— Begin Records for the exercise —

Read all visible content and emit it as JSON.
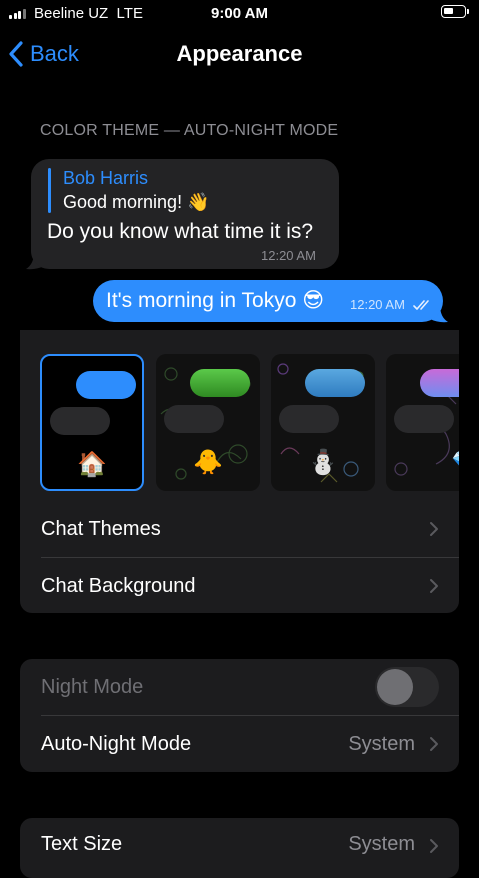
{
  "status_bar": {
    "carrier": "Beeline UZ",
    "network": "LTE",
    "time": "9:00 AM"
  },
  "nav": {
    "back_label": "Back",
    "title": "Appearance"
  },
  "preview": {
    "section_header": "COLOR THEME — AUTO-NIGHT MODE",
    "incoming": {
      "reply_name": "Bob Harris",
      "reply_text": "Good morning! 👋",
      "text": "Do you know what time it is?",
      "time": "12:20 AM"
    },
    "outgoing": {
      "text": "It's morning in Tokyo 😎",
      "time": "12:20 AM"
    }
  },
  "themes": [
    {
      "emoji": "🏠",
      "selected": true,
      "bubble_color": "#2d8dfd"
    },
    {
      "emoji": "🐥",
      "selected": false,
      "bubble_color": "#3f9e2c"
    },
    {
      "emoji": "⛄",
      "selected": false,
      "bubble_color": "#3a8fd0"
    },
    {
      "emoji": "💎",
      "selected": false,
      "bubble_color": "#9a7ee8"
    }
  ],
  "theme_rows": {
    "chat_themes": "Chat Themes",
    "chat_background": "Chat Background"
  },
  "night_group": {
    "night_mode_label": "Night Mode",
    "night_mode_on": false,
    "auto_night_label": "Auto-Night Mode",
    "auto_night_value": "System"
  },
  "text_group": {
    "text_size_label": "Text Size",
    "text_size_value": "System"
  },
  "colors": {
    "accent": "#2d8dfd",
    "background": "#000000",
    "card": "#1c1c1e",
    "secondary_text": "#8d8d93"
  }
}
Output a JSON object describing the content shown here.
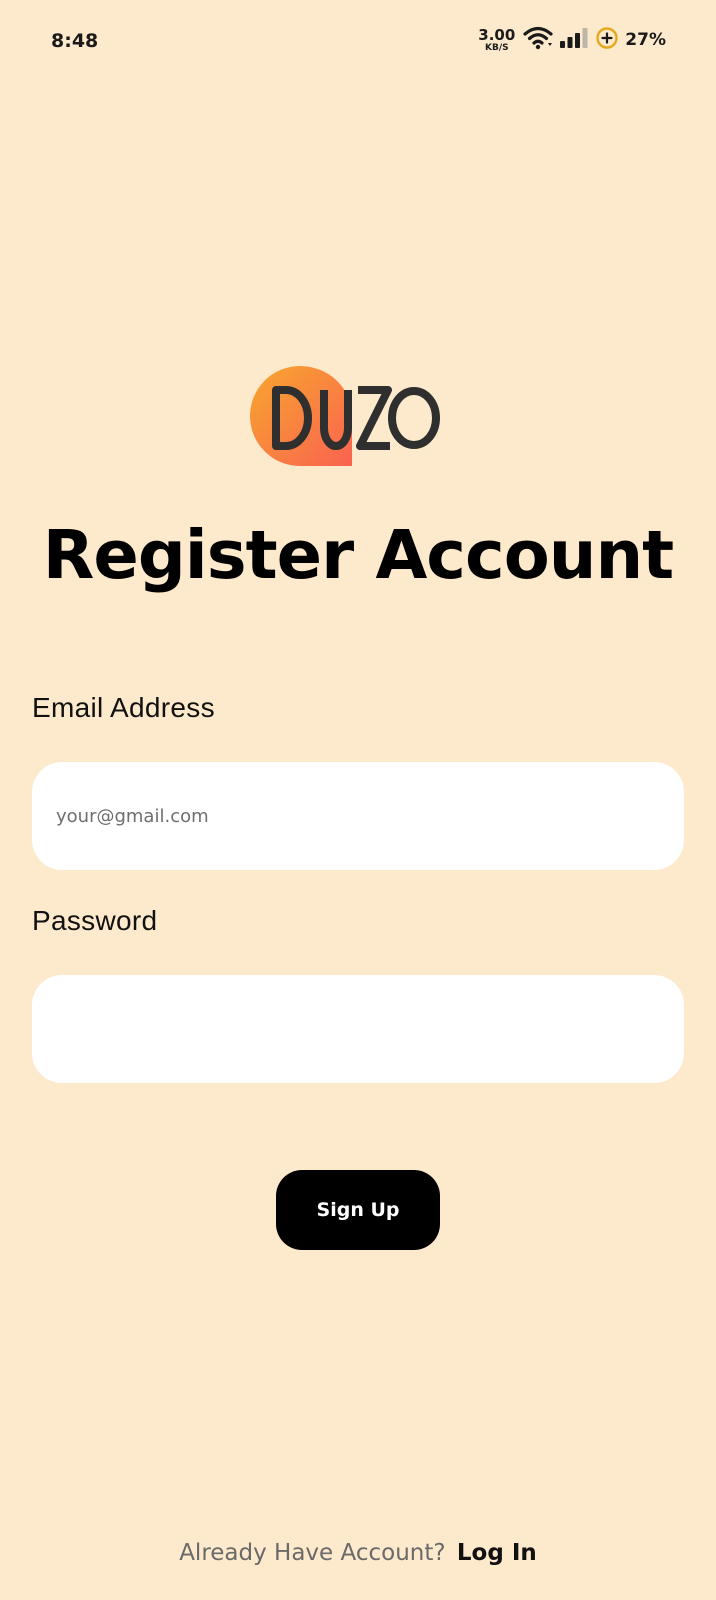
{
  "status_bar": {
    "time": "8:48",
    "net_speed_value": "3.00",
    "net_speed_unit": "KB/S",
    "battery": "27%",
    "icons": [
      "wifi-icon",
      "signal-icon",
      "battery-saver-icon"
    ]
  },
  "logo": {
    "text": "DUZO",
    "colors": {
      "gradient_start": "#F7A72E",
      "gradient_end": "#FA6250",
      "letters": "#2F2F2F"
    }
  },
  "title": "Register Account",
  "form": {
    "email": {
      "label": "Email Address",
      "placeholder": "your@gmail.com",
      "value": ""
    },
    "password": {
      "label": "Password",
      "placeholder": "",
      "value": ""
    },
    "submit_label": "Sign Up"
  },
  "footer": {
    "prompt": "Already Have Account?",
    "link_label": "Log In"
  },
  "colors": {
    "background": "#FDE9CB",
    "input_background": "#FFFFFF",
    "button_background": "#000000",
    "button_text": "#FFFFFF"
  }
}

— End Records for the exercise —

Give the entries again without a single change, but with no pictures.

Read all visible content and emit it as JSON.
{
  "status_bar": {
    "carrier": "Beeline UZ",
    "network": "LTE",
    "time": "9:00 AM"
  },
  "nav": {
    "back_label": "Back",
    "title": "Appearance"
  },
  "preview": {
    "section_header": "COLOR THEME — AUTO-NIGHT MODE",
    "incoming": {
      "reply_name": "Bob Harris",
      "reply_text": "Good morning! 👋",
      "text": "Do you know what time it is?",
      "time": "12:20 AM"
    },
    "outgoing": {
      "text": "It's morning in Tokyo 😎",
      "time": "12:20 AM"
    }
  },
  "themes": [
    {
      "emoji": "🏠",
      "selected": true,
      "bubble_color": "#2d8dfd"
    },
    {
      "emoji": "🐥",
      "selected": false,
      "bubble_color": "#3f9e2c"
    },
    {
      "emoji": "⛄",
      "selected": false,
      "bubble_color": "#3a8fd0"
    },
    {
      "emoji": "💎",
      "selected": false,
      "bubble_color": "#9a7ee8"
    }
  ],
  "theme_rows": {
    "chat_themes": "Chat Themes",
    "chat_background": "Chat Background"
  },
  "night_group": {
    "night_mode_label": "Night Mode",
    "night_mode_on": false,
    "auto_night_label": "Auto-Night Mode",
    "auto_night_value": "System"
  },
  "text_group": {
    "text_size_label": "Text Size",
    "text_size_value": "System"
  },
  "colors": {
    "accent": "#2d8dfd",
    "background": "#000000",
    "card": "#1c1c1e",
    "secondary_text": "#8d8d93"
  }
}
Output a JSON object describing the content shown here.
{
  "status_bar": {
    "time": "8:48",
    "net_speed_value": "3.00",
    "net_speed_unit": "KB/S",
    "battery": "27%",
    "icons": [
      "wifi-icon",
      "signal-icon",
      "battery-saver-icon"
    ]
  },
  "logo": {
    "text": "DUZO",
    "colors": {
      "gradient_start": "#F7A72E",
      "gradient_end": "#FA6250",
      "letters": "#2F2F2F"
    }
  },
  "title": "Register Account",
  "form": {
    "email": {
      "label": "Email Address",
      "placeholder": "your@gmail.com",
      "value": ""
    },
    "password": {
      "label": "Password",
      "placeholder": "",
      "value": ""
    },
    "submit_label": "Sign Up"
  },
  "footer": {
    "prompt": "Already Have Account?",
    "link_label": "Log In"
  },
  "colors": {
    "background": "#FDE9CB",
    "input_background": "#FFFFFF",
    "button_background": "#000000",
    "button_text": "#FFFFFF"
  }
}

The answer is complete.